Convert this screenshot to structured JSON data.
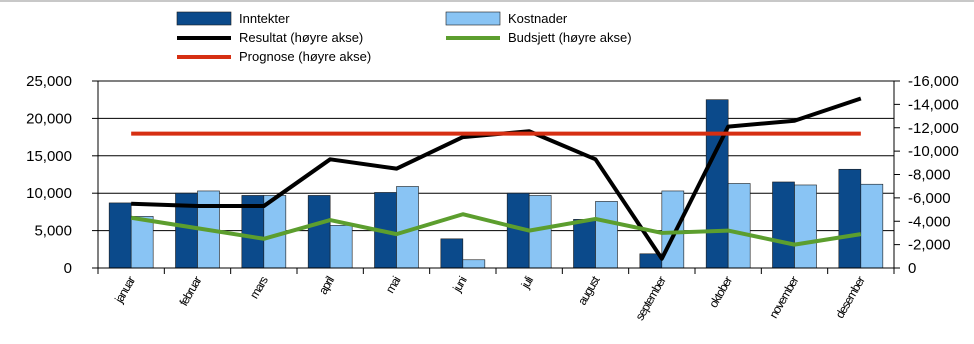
{
  "chart_data": {
    "type": "bar",
    "categories": [
      "januar",
      "februar",
      "mars",
      "april",
      "mai",
      "juni",
      "juli",
      "august",
      "september",
      "oktober",
      "november",
      "desember"
    ],
    "series": [
      {
        "name": "Inntekter",
        "kind": "bar",
        "axis": "left",
        "color": "#0b4a8b",
        "values": [
          8700,
          10000,
          9700,
          9700,
          10100,
          3900,
          10000,
          6500,
          1900,
          22500,
          11500,
          13200
        ]
      },
      {
        "name": "Kostnader",
        "kind": "bar",
        "axis": "left",
        "color": "#89c4f4",
        "values": [
          6900,
          10300,
          9700,
          5700,
          10900,
          1100,
          9700,
          8900,
          10300,
          11300,
          11100,
          11200
        ]
      },
      {
        "name": "Resultat (høyre akse)",
        "kind": "line",
        "axis": "right",
        "color": "#000000",
        "values": [
          -5500,
          -5300,
          -5300,
          -9300,
          -8500,
          -11200,
          -11700,
          -9300,
          -800,
          -12100,
          -12600,
          -14500
        ]
      },
      {
        "name": "Budsjett (høyre akse)",
        "kind": "line",
        "axis": "right",
        "color": "#5c9e2e",
        "values": [
          -4300,
          -3400,
          -2500,
          -4100,
          -2900,
          -4600,
          -3200,
          -4200,
          -3000,
          -3200,
          -2000,
          -2900
        ]
      },
      {
        "name": "Prognose (høyre akse)",
        "kind": "line",
        "axis": "right",
        "color": "#d62f12",
        "values": [
          -11500,
          -11500,
          -11500,
          -11500,
          -11500,
          -11500,
          -11500,
          -11500,
          -11500,
          -11500,
          -11500,
          -11500
        ]
      }
    ],
    "left_axis": {
      "min": 0,
      "max": 25000,
      "step": 5000,
      "tick_labels": [
        "0",
        "5,000",
        "10,000",
        "15,000",
        "20,000",
        "25,000"
      ]
    },
    "right_axis": {
      "min": 0,
      "max": -16000,
      "step": -2000,
      "tick_labels": [
        "0",
        "-2,000",
        "-4,000",
        "-6,000",
        "-8,000",
        "-10,000",
        "-12,000",
        "-14,000",
        "-16,000"
      ]
    },
    "grid": true,
    "legend_position": "top"
  }
}
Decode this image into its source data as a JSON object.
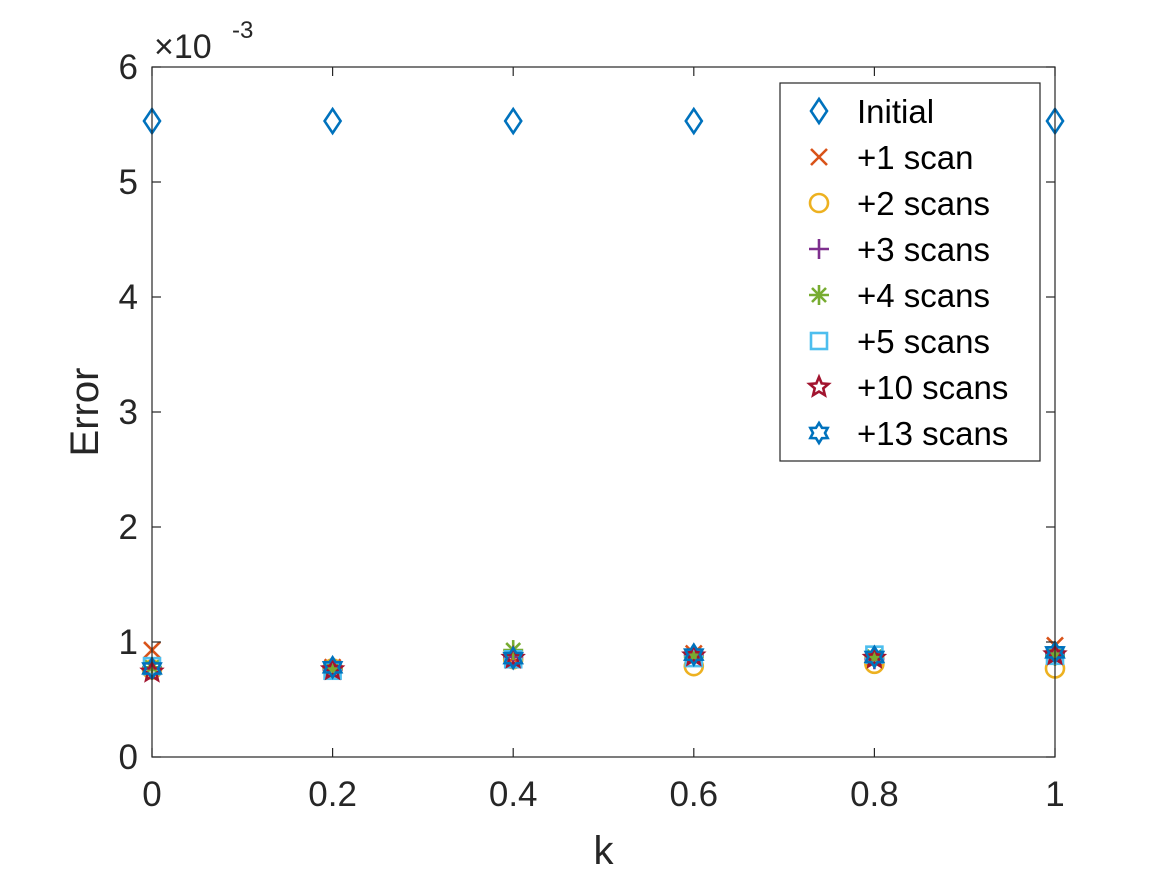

◆ ◆ ◆ ◆

Do this >>
Could you reproduce every record above exactly, leaving out the pictures?

Answer to this problem >>
Convert this screenshot to structured JSON data.
{
  "chart_data": {
    "type": "bar",
    "categories": [
      "januar",
      "februar",
      "mars",
      "april",
      "mai",
      "juni",
      "juli",
      "august",
      "september",
      "oktober",
      "november",
      "desember"
    ],
    "series": [
      {
        "name": "Inntekter",
        "kind": "bar",
        "axis": "left",
        "color": "#0b4a8b",
        "values": [
          8700,
          10000,
          9700,
          9700,
          10100,
          3900,
          10000,
          6500,
          1900,
          22500,
          11500,
          13200
        ]
      },
      {
        "name": "Kostnader",
        "kind": "bar",
        "axis": "left",
        "color": "#89c4f4",
        "values": [
          6900,
          10300,
          9700,
          5700,
          10900,
          1100,
          9700,
          8900,
          10300,
          11300,
          11100,
          11200
        ]
      },
      {
        "name": "Resultat (høyre akse)",
        "kind": "line",
        "axis": "right",
        "color": "#000000",
        "values": [
          -5500,
          -5300,
          -5300,
          -9300,
          -8500,
          -11200,
          -11700,
          -9300,
          -800,
          -12100,
          -12600,
          -14500
        ]
      },
      {
        "name": "Budsjett (høyre akse)",
        "kind": "line",
        "axis": "right",
        "color": "#5c9e2e",
        "values": [
          -4300,
          -3400,
          -2500,
          -4100,
          -2900,
          -4600,
          -3200,
          -4200,
          -3000,
          -3200,
          -2000,
          -2900
        ]
      },
      {
        "name": "Prognose (høyre akse)",
        "kind": "line",
        "axis": "right",
        "color": "#d62f12",
        "values": [
          -11500,
          -11500,
          -11500,
          -11500,
          -11500,
          -11500,
          -11500,
          -11500,
          -11500,
          -11500,
          -11500,
          -11500
        ]
      }
    ],
    "left_axis": {
      "min": 0,
      "max": 25000,
      "step": 5000,
      "tick_labels": [
        "0",
        "5,000",
        "10,000",
        "15,000",
        "20,000",
        "25,000"
      ]
    },
    "right_axis": {
      "min": 0,
      "max": -16000,
      "step": -2000,
      "tick_labels": [
        "0",
        "-2,000",
        "-4,000",
        "-6,000",
        "-8,000",
        "-10,000",
        "-12,000",
        "-14,000",
        "-16,000"
      ]
    },
    "grid": true,
    "legend_position": "top"
  }
}
Decode this image into its source data as a JSON object.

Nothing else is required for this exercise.